**Work to do**.
Copy each line in which the string "القاضى" occurs.

**Dataset excerpts**.
______________________________
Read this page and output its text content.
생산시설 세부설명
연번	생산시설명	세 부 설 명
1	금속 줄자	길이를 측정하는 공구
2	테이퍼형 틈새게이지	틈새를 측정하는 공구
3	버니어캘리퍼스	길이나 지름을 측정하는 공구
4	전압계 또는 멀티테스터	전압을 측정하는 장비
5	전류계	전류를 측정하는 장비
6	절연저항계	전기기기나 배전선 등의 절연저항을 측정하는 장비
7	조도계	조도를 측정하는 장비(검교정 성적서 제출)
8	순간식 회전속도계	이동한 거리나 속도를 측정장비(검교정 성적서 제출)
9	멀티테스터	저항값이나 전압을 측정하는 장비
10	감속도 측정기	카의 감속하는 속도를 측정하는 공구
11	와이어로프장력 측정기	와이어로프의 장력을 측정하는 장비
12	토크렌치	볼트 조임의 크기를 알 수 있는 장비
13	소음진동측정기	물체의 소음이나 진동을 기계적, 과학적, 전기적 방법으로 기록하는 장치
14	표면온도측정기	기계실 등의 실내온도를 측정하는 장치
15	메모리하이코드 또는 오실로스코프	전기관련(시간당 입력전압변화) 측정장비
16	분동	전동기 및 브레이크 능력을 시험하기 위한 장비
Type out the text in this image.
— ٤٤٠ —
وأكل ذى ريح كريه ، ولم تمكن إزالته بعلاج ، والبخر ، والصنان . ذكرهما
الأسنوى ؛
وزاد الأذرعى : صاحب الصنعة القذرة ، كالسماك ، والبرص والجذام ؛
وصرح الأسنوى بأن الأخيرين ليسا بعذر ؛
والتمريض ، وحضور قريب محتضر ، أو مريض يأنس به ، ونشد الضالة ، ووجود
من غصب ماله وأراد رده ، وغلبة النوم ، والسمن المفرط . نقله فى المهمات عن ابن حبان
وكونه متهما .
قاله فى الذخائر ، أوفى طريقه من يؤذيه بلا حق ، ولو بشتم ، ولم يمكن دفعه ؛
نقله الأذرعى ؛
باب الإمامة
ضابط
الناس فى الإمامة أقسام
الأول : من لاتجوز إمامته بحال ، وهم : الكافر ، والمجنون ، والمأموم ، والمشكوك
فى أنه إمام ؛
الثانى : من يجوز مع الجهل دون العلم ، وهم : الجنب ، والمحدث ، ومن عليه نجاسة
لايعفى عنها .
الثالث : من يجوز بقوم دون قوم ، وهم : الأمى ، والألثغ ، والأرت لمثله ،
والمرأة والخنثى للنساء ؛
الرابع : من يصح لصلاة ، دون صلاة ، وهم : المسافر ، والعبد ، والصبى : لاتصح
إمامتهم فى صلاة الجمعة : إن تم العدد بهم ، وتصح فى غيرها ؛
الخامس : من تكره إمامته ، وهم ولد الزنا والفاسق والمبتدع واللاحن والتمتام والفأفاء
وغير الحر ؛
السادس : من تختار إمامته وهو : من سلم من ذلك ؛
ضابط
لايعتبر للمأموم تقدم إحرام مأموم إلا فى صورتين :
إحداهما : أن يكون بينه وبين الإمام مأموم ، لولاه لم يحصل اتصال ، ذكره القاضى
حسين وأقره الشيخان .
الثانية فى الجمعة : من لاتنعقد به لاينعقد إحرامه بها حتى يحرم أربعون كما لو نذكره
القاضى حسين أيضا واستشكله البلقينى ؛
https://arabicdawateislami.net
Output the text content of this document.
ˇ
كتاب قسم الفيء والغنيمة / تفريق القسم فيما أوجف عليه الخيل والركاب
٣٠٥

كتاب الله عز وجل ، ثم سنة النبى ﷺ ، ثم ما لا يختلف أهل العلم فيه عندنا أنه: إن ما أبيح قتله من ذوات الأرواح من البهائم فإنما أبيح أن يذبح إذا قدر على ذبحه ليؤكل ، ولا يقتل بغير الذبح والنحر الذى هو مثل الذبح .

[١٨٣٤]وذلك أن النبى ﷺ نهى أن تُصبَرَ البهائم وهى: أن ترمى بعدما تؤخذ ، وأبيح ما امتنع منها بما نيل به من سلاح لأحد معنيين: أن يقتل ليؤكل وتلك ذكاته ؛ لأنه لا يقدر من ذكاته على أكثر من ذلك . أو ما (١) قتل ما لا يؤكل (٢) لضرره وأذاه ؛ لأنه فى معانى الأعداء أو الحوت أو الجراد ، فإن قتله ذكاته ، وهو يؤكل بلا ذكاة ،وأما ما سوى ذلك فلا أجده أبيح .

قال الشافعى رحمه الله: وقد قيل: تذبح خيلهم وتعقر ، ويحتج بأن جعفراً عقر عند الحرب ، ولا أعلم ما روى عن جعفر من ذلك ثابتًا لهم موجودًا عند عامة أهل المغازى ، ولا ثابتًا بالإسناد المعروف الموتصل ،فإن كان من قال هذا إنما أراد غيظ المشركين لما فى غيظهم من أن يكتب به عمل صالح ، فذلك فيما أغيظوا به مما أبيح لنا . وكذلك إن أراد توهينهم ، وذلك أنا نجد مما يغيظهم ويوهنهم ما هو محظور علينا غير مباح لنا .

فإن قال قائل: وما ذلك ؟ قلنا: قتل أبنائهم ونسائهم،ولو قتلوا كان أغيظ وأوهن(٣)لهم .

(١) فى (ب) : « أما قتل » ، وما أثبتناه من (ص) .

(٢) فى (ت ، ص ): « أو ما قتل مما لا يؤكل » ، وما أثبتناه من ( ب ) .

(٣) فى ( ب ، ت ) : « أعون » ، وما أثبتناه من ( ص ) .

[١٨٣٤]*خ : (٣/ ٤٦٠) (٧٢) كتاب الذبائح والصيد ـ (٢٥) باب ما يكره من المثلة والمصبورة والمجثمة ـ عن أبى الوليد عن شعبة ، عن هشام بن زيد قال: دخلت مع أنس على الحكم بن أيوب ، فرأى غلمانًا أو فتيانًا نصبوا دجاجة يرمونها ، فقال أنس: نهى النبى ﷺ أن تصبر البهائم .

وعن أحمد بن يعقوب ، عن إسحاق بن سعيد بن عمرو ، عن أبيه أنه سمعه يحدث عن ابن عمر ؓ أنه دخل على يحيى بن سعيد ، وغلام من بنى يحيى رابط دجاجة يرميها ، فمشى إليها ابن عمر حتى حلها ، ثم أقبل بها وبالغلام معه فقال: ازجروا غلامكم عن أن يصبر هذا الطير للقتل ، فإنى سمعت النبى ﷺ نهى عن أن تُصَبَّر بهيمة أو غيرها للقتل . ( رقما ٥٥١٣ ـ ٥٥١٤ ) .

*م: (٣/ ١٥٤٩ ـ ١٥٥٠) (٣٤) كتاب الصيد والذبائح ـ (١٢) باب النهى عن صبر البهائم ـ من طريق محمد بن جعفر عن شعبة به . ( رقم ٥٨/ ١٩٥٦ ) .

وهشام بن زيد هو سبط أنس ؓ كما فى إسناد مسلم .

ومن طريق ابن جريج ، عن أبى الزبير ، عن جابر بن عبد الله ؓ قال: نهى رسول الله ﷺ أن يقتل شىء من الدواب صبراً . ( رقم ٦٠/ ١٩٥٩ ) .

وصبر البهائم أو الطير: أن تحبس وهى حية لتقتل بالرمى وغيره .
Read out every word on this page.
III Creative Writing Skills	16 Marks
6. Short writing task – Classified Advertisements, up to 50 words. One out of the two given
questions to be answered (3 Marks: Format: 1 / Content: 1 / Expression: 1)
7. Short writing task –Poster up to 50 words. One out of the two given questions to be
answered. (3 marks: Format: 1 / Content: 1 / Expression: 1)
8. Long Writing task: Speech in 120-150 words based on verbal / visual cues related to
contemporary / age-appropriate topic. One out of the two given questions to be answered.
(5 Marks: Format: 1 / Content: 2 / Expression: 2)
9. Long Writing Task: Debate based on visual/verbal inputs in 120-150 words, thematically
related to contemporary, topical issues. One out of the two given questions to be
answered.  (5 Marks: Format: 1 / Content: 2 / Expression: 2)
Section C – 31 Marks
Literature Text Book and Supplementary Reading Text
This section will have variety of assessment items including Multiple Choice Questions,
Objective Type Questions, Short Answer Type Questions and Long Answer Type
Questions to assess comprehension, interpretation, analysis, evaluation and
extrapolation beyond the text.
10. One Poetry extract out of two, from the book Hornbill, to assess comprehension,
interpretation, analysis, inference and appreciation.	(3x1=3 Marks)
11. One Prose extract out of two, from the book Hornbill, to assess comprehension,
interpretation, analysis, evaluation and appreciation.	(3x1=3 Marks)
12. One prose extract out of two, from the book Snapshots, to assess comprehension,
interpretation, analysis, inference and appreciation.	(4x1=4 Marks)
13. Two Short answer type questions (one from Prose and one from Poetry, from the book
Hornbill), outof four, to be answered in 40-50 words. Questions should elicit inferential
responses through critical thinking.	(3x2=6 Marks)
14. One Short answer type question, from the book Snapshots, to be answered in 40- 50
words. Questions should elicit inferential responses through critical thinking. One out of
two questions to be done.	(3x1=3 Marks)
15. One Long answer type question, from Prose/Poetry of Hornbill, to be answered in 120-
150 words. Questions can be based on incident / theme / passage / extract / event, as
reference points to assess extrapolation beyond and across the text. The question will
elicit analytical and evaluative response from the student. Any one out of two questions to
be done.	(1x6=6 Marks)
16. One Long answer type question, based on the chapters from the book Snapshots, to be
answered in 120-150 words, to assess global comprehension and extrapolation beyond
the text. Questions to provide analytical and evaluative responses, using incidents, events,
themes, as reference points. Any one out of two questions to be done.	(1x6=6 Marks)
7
______________________________
**Answer below**.
إحداهما : أن يكون بينه وبين الإمام مأموم ، لولاه لم يحصل اتصال ، ذكره القاضى
القاضى حسين أيضا واستشكله البلقينى ؛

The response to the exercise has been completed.